-- begin --
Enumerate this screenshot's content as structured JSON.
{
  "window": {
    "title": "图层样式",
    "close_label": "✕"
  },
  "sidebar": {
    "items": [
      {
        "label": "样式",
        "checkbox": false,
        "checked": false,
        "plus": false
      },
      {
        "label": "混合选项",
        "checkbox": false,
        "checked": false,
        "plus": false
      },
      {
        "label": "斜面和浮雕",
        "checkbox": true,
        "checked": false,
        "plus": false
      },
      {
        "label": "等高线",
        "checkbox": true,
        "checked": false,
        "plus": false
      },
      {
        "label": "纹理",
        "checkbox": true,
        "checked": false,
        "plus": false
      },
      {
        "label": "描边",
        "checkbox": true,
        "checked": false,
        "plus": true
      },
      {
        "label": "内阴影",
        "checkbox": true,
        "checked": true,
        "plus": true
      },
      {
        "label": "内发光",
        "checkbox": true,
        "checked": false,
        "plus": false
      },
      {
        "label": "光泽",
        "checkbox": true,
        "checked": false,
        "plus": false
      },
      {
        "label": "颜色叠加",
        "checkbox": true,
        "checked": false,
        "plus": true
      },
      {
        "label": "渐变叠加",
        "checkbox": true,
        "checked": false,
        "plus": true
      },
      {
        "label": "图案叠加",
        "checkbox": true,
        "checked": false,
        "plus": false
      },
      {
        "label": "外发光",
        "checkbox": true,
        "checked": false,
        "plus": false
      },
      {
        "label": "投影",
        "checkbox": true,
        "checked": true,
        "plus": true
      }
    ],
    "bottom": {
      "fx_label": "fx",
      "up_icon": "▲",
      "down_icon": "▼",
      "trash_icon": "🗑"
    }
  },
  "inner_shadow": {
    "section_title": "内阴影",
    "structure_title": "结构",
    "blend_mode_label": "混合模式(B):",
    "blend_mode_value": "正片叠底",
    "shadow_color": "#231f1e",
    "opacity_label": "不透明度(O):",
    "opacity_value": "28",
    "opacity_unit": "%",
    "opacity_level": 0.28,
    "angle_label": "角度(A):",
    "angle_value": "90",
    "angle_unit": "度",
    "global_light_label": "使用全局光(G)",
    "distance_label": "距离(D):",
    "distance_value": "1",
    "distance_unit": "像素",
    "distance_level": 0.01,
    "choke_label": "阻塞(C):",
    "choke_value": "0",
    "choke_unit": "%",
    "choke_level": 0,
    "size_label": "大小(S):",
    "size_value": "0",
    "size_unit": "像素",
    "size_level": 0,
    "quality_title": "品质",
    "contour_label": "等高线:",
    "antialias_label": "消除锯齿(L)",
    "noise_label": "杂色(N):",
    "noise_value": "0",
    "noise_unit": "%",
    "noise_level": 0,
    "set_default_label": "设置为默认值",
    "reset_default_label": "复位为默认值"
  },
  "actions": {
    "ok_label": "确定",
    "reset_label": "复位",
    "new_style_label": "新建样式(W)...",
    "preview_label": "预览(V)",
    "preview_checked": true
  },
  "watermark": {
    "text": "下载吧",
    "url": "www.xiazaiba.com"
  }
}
-- end --
What the exercise asks
Write the material out again word for word.

Answer to this exercise
Enumerate this screenshot's content as structured JSON.
{
  "window": {
    "title": "图层样式",
    "close_label": "✕"
  },
  "sidebar": {
    "items": [
      {
        "label": "样式",
        "checkbox": false,
        "checked": false,
        "plus": false
      },
      {
        "label": "混合选项",
        "checkbox": false,
        "checked": false,
        "plus": false
      },
      {
        "label": "斜面和浮雕",
        "checkbox": true,
        "checked": false,
        "plus": false
      },
      {
        "label": "等高线",
        "checkbox": true,
        "checked": false,
        "plus": false
      },
      {
        "label": "纹理",
        "checkbox": true,
        "checked": false,
        "plus": false
      },
      {
        "label": "描边",
        "checkbox": true,
        "checked": false,
        "plus": true
      },
      {
        "label": "内阴影",
        "checkbox": true,
        "checked": true,
        "plus": true
      },
      {
        "label": "内发光",
        "checkbox": true,
        "checked": false,
        "plus": false
      },
      {
        "label": "光泽",
        "checkbox": true,
        "checked": false,
        "plus": false
      },
      {
        "label": "颜色叠加",
        "checkbox": true,
        "checked": false,
        "plus": true
      },
      {
        "label": "渐变叠加",
        "checkbox": true,
        "checked": false,
        "plus": true
      },
      {
        "label": "图案叠加",
        "checkbox": true,
        "checked": false,
        "plus": false
      },
      {
        "label": "外发光",
        "checkbox": true,
        "checked": false,
        "plus": false
      },
      {
        "label": "投影",
        "checkbox": true,
        "checked": true,
        "plus": true
      }
    ],
    "bottom": {
      "fx_label": "fx",
      "up_icon": "▲",
      "down_icon": "▼",
      "trash_icon": "🗑"
    }
  },
  "inner_shadow": {
    "section_title": "内阴影",
    "structure_title": "结构",
    "blend_mode_label": "混合模式(B):",
    "blend_mode_value": "正片叠底",
    "shadow_color": "#231f1e",
    "opacity_label": "不透明度(O):",
    "opacity_value": "28",
    "opacity_unit": "%",
    "opacity_level": 0.28,
    "angle_label": "角度(A):",
    "angle_value": "90",
    "angle_unit": "度",
    "global_light_label": "使用全局光(G)",
    "distance_label": "距离(D):",
    "distance_value": "1",
    "distance_unit": "像素",
    "distance_level": 0.01,
    "choke_label": "阻塞(C):",
    "choke_value": "0",
    "choke_unit": "%",
    "choke_level": 0,
    "size_label": "大小(S):",
    "size_value": "0",
    "size_unit": "像素",
    "size_level": 0,
    "quality_title": "品质",
    "contour_label": "等高线:",
    "antialias_label": "消除锯齿(L)",
    "noise_label": "杂色(N):",
    "noise_value": "0",
    "noise_unit": "%",
    "noise_level": 0,
    "set_default_label": "设置为默认值",
    "reset_default_label": "复位为默认值"
  },
  "actions": {
    "ok_label": "确定",
    "reset_label": "复位",
    "new_style_label": "新建样式(W)...",
    "preview_label": "预览(V)",
    "preview_checked": true
  },
  "watermark": {
    "text": "下载吧",
    "url": "www.xiazaiba.com"
  }
}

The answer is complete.